[Dataset items]

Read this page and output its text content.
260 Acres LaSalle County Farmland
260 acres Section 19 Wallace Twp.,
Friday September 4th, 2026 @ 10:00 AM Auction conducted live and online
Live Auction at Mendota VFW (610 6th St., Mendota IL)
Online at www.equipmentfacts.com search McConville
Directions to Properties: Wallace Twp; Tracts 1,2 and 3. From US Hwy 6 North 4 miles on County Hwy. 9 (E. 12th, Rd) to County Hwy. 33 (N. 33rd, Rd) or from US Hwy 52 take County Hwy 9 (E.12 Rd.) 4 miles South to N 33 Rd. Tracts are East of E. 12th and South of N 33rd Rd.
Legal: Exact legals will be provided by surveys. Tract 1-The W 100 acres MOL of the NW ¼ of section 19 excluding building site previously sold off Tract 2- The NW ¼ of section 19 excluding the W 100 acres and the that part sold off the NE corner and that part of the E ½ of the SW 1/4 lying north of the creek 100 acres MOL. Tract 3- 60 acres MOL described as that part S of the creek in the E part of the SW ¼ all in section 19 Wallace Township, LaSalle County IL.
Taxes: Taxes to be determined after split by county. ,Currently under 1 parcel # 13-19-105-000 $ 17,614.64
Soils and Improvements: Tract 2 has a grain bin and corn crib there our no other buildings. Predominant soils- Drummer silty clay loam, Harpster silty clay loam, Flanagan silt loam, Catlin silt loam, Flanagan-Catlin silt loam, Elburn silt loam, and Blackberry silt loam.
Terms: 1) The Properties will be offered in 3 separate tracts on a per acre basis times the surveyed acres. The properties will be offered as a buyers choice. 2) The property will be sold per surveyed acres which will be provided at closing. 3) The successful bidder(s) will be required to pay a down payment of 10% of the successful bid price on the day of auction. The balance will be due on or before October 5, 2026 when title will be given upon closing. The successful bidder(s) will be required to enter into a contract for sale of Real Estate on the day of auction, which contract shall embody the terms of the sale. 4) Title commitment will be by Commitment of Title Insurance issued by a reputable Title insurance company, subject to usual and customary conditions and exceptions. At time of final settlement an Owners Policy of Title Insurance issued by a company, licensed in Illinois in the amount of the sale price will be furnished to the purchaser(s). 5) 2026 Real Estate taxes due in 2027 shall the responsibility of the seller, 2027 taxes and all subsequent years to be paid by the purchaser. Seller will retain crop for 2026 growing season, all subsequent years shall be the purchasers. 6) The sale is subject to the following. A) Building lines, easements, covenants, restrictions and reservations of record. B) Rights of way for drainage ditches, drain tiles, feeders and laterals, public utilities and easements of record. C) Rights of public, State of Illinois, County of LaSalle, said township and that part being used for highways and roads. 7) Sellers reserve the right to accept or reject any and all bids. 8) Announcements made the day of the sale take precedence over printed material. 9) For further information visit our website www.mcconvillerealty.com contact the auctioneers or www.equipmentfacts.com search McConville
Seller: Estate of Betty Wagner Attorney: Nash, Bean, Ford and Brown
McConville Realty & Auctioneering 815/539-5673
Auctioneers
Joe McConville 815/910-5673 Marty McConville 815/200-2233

Exercise » Find and copy every line in the entries above where the string "Wallace" occurs.

Problem solution »
260 acres Section 19 Wallace Twp.,
Directions to Properties: Wallace Twp; Tracts 1,2 and 3. From US Hwy 6 North 4 miles on County Hwy. 9 (E. 12th, Rd) to County Hwy. 33 (N. 33rd, Rd) or from US Hwy 52 take County Hwy 9 (E.12 Rd.) 4 miles South to N 33 Rd. Tracts are East of E. 12th and South of N 33rd Rd.
Legal: Exact legals will be provided by surveys. Tract 1-The W 100 acres MOL of the NW ¼ of section 19 excluding building site previously sold off Tract 2- The NW ¼ of section 19 excluding the W 100 acres and the that part sold off the NE corner and that part of the E ½ of the SW 1/4 lying north of the creek 100 acres MOL. Tract 3- 60 acres MOL described as that part S of the creek in the E part of the SW ¼ all in section 19 Wallace Township, LaSalle County IL.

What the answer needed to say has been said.